§ Prompt:
Could you rewrite the records starting with the line with "List each element" and going on through the line with "code-line[interactable]: 45 [8,660,908,693]", putting "gutter-number" wherever "line-number" appears and changing nothing else? Leave the pictures out of your answer.

§ Entries supplied:
--- Begin ---
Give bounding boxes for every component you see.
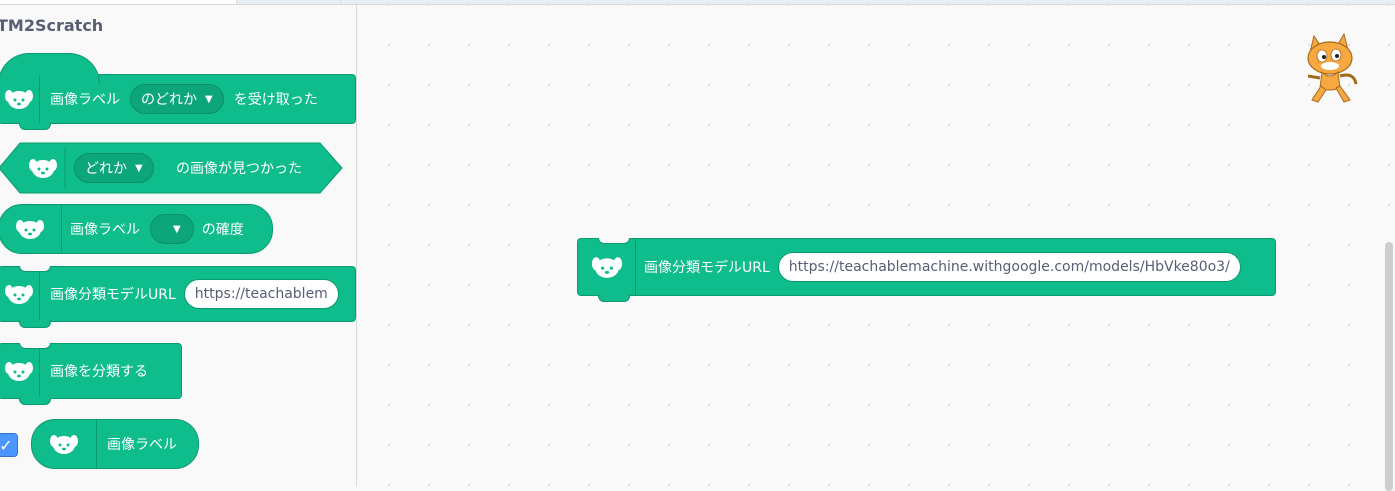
--- End ---
--- Begin ---
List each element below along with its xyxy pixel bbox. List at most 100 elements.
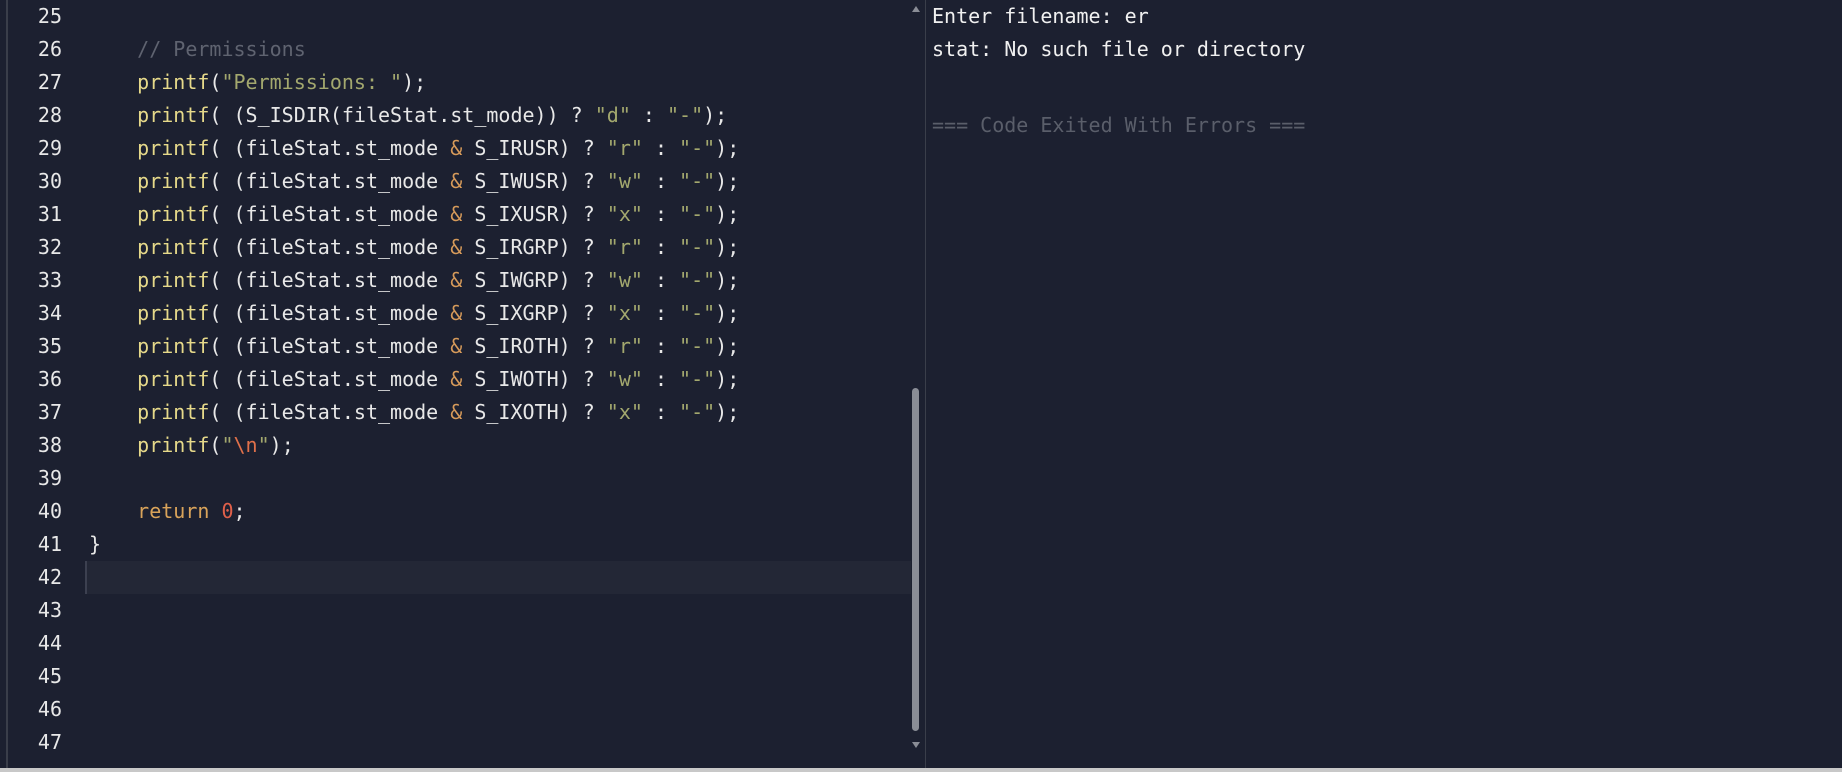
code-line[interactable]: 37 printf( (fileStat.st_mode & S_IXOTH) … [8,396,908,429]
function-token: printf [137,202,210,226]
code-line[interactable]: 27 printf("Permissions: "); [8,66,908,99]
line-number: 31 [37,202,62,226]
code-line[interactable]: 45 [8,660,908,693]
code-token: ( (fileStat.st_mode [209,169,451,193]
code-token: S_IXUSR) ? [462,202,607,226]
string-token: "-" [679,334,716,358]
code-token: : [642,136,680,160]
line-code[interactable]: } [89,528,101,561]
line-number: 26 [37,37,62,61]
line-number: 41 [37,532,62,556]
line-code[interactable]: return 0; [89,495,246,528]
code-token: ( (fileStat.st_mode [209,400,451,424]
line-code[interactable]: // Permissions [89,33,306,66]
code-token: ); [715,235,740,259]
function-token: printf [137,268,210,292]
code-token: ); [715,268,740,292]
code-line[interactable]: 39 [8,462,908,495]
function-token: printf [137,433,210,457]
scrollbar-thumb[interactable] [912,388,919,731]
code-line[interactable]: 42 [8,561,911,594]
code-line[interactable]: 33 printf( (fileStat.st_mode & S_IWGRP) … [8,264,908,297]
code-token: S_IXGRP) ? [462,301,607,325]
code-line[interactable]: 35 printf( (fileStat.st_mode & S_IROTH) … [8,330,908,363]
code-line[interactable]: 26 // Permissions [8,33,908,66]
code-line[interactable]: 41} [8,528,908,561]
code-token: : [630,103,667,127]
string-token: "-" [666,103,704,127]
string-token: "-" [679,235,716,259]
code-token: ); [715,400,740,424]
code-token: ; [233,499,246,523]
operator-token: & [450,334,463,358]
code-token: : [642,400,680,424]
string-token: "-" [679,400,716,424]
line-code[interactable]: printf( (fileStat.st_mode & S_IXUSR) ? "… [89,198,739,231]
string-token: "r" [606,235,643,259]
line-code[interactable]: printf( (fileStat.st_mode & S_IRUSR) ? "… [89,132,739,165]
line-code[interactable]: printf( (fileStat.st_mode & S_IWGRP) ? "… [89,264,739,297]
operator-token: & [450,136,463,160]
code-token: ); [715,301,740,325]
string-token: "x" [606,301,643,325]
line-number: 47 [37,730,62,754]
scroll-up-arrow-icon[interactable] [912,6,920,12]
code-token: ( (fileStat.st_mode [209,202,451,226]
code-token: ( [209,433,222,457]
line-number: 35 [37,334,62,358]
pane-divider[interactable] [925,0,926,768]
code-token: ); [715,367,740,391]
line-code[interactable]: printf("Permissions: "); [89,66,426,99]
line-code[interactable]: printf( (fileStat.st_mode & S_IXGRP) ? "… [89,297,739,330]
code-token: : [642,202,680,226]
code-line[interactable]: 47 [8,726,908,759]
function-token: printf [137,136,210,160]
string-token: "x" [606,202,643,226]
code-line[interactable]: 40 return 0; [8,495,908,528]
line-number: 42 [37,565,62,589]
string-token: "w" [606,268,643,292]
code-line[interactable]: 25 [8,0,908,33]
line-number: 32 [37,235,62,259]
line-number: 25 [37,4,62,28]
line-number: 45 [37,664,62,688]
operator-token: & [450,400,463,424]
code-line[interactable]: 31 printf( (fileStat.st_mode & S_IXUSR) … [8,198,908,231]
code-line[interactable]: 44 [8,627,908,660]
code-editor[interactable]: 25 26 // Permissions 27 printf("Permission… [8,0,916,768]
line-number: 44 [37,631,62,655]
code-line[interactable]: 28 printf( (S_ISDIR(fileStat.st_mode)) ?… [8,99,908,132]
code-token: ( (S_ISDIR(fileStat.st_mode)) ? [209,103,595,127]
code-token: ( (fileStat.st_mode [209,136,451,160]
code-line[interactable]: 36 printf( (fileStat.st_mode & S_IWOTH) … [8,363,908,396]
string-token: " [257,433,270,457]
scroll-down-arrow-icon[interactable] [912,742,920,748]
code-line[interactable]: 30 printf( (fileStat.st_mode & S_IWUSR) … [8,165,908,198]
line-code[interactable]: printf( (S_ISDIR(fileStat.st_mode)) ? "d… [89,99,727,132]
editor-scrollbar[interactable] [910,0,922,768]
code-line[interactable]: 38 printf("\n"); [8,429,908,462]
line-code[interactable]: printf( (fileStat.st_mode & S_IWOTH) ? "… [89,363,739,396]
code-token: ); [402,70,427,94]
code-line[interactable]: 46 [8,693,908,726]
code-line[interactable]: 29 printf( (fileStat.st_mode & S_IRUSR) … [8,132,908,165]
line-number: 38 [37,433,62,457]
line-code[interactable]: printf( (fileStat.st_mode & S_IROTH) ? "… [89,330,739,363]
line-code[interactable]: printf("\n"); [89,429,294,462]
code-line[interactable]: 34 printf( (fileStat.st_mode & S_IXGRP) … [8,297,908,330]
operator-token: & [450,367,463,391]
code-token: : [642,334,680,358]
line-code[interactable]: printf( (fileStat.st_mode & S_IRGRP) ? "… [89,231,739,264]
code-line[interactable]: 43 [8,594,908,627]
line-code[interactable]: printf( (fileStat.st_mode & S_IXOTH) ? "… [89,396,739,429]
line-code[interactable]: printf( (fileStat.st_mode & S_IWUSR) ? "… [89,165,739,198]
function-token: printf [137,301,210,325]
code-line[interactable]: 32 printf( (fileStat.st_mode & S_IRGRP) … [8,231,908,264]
--- End ---
§ The solution:
List each element below along with its xyxy pixel bbox. List at most 100 elements.
code-line[interactable]: 37 printf( (fileStat.st_mode & S_IXOTH) … [8,396,908,429]
function-token: printf [137,202,210,226]
code-line[interactable]: 27 printf("Permissions: "); [8,66,908,99]
gutter-number: 31 [37,202,62,226]
code-line[interactable]: 45 [8,660,908,693]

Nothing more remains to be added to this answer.